• [Data]
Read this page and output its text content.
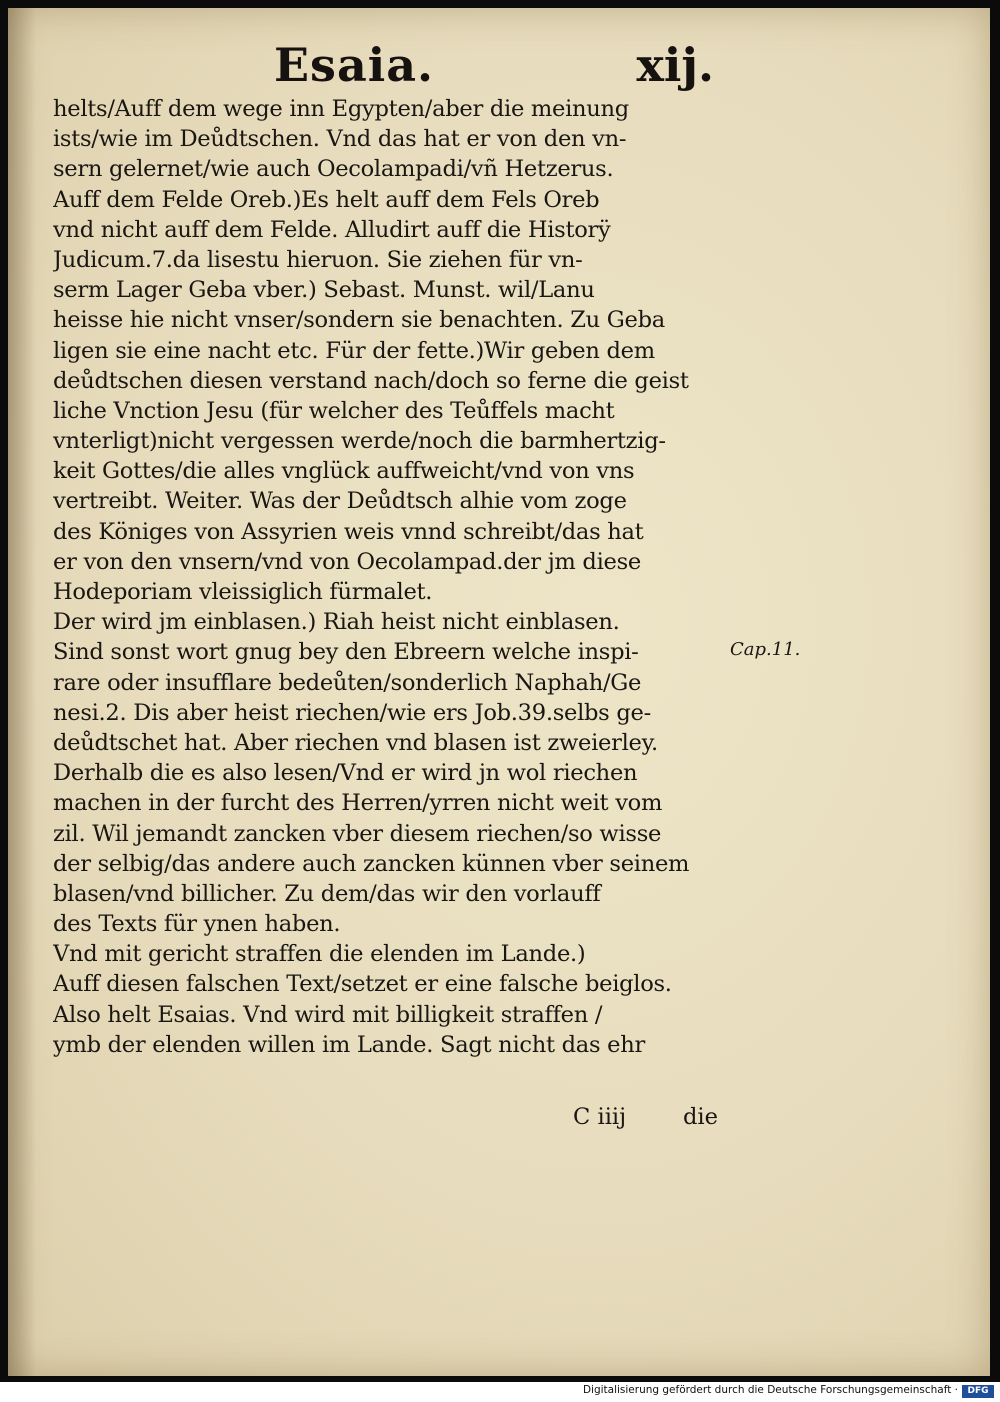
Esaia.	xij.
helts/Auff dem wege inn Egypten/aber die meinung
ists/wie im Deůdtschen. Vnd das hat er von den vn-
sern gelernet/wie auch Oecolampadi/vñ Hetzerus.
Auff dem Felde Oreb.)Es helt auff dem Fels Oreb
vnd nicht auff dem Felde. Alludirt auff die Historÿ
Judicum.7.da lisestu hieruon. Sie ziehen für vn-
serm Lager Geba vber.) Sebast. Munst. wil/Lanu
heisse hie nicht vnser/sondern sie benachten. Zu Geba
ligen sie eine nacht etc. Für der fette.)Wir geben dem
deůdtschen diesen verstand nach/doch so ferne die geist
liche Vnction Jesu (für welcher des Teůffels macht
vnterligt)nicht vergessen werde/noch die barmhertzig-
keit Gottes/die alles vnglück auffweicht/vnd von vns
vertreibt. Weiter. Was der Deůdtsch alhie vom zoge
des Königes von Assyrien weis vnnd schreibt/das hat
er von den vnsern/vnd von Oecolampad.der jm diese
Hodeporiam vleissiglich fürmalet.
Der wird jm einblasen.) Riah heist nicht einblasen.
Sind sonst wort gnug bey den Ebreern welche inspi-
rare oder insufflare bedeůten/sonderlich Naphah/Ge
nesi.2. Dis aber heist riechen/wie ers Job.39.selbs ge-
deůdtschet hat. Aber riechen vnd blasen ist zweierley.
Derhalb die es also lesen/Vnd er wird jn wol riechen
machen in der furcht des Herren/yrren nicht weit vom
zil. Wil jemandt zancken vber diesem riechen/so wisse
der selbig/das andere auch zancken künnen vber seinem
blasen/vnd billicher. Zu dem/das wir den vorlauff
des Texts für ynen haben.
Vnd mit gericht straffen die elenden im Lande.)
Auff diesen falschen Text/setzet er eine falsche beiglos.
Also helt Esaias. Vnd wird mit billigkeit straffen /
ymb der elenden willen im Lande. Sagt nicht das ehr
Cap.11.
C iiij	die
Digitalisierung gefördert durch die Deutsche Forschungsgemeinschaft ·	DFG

• [Aim] In the entries above, find each line with the word "Lande" and copy it.

• [Expected output]
Vnd mit gericht straffen die elenden im Lande.)
ymb der elenden willen im Lande. Sagt nicht das ehr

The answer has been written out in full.